**THE PROBLEM**
Please retype the passage of the newsletter below between "Bill told me" and "in the book.", inclusive.

Start of SUPPLIED TEXT

Faron Young and Marty Robbins newsletter — 26 November 2008

MARTY ROBBINS BEFORE AND AFTER THE NAVY
Here’s a paragraph in my biography draft that I originally placed in the section on Martin as a teenager before he enlisted in the Navy:
***He and his half dozen friends “were trying to have fun,” he said. “We’d choose up sides and have fights with the oranges. Or olives. . . . You can hurt a person by shooting a green olive at him [with a slingshot].” Marty described in an interview the day they carried their fight all the way through town and out into the cemetery. One friend peeked up over a gravestone just as another threw a green orange as hard as a baseball; it hit him between the eyes and knocked him out. “We thought it’d killed him, cuz he just made a few quivering motions with his legs, y’know,” Marty recalled, laughing. “We run over to him, slapped him around, wake up, wake up, are you dead? Finally he came to, but he had closed eyes.”***
Then I interviewed friend Bill Hickman after my visit to Phoenix. Here’s his version: “Everett Furry got knocked out one night; I was the one that hit him. . . .He come charging into the deal, and I threw it. Jumped behind a tree, and someone said, ‘Bill, there’s something wrong with Everett.’ I went around the tree and looked and he was laying face down and just kicking his toes in the ground. The next day we went to see how he was, and I had hit him right between the eyes. He had two black eyes, swelled up. I don’t remember where Martin was at the time.”
Bill told me this story without knowing I already had Marty’s version. What surprised me is that it happened after Marty returned from the Navy and was already married. This is what they did for entertainment after getting off work at night (Marty from the clubs and Bill from the gas station). So I will have to move the story to later in the book.

LETTERS
Kelly Henkins writes from Peoria, Illinois, “While at Barnes & Noble today doing some research for my non-fiction project, I found your book on Faron Young. Thank You. I’d never given thought to there not being a book on him out there. I’m glad there is and you’ve done Faron’s memory justice. I met Faron about twenty years ago in Princeville IL. He and the boys were playing a local celebration. I wanted to meet the great Faron Young. I had been doing celebrity interviews for a couple years and he was at the top of my list. . . . For the next forty-five minutes I sat and chatted informally with Faron Young. . . . I saw a side of Faron most of his fans never knew…the sadness in a man who saw the music business as he knew it slipping away from him, leaving him behind. When it was time for him to go on, I thanked him for his time. He hugged me and thanked me for the company. . . . All the contacts you’ve made will help you with future projects but more importantly you’ve kept the memory alive of a talented, wonderful and proud man.”

End of SUPPLIED TEXT
Start of DATASET RECORDS

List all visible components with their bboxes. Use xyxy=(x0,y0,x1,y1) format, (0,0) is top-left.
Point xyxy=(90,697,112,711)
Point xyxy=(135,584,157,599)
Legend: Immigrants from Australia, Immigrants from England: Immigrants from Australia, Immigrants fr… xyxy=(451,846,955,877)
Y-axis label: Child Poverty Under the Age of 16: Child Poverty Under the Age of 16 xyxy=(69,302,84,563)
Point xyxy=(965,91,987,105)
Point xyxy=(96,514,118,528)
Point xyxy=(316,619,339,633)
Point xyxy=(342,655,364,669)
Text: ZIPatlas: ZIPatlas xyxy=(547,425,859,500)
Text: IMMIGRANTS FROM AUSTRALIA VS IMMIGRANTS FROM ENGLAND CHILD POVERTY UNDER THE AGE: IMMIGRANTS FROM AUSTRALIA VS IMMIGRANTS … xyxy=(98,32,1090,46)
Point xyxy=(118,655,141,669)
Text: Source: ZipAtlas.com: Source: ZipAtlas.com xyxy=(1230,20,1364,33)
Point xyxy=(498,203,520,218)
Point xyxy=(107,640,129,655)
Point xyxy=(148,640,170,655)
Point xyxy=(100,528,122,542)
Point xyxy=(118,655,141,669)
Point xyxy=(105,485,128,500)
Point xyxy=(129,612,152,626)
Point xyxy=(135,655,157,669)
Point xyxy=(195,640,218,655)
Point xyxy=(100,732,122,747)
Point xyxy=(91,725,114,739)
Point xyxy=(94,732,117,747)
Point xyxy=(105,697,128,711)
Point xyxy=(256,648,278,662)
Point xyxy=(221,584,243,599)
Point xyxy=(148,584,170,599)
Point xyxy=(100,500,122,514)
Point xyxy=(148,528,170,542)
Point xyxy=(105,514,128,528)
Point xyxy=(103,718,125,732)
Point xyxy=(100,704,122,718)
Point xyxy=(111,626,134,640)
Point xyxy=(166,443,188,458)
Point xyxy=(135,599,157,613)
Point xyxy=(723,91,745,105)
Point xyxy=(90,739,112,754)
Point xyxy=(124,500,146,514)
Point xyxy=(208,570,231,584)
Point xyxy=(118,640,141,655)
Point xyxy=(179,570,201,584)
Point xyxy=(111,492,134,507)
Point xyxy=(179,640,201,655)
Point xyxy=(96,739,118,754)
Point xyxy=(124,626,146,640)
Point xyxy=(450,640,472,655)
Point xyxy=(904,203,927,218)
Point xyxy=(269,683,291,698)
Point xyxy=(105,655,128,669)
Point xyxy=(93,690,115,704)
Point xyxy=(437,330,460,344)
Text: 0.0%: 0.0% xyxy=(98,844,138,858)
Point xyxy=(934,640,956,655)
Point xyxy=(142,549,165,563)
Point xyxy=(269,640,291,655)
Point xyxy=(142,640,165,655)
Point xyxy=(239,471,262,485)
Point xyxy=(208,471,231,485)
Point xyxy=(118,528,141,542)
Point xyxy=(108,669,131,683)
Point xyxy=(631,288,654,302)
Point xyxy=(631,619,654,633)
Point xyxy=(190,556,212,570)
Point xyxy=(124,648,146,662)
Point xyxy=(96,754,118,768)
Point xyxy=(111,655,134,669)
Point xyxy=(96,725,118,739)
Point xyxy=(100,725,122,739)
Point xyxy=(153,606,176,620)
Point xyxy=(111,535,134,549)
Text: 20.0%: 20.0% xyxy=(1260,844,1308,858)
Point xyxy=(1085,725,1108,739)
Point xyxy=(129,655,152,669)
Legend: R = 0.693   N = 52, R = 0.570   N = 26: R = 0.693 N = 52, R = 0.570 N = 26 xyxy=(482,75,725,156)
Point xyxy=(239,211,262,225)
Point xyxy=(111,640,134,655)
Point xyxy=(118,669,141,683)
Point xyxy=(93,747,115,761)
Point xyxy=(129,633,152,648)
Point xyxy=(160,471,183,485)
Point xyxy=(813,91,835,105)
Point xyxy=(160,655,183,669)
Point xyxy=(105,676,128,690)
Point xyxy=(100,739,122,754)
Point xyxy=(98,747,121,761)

End of DATASET RECORDS

**RESULT OF THE TASK**
Bill told me this story without knowing I already had Marty’s version. What surprised me is that it happened after Marty returned from the Navy and was already married. This is what they did for entertainment after getting off work at night (Marty from the clubs and Bill from the gas station). So I will have to move the story to later in the book.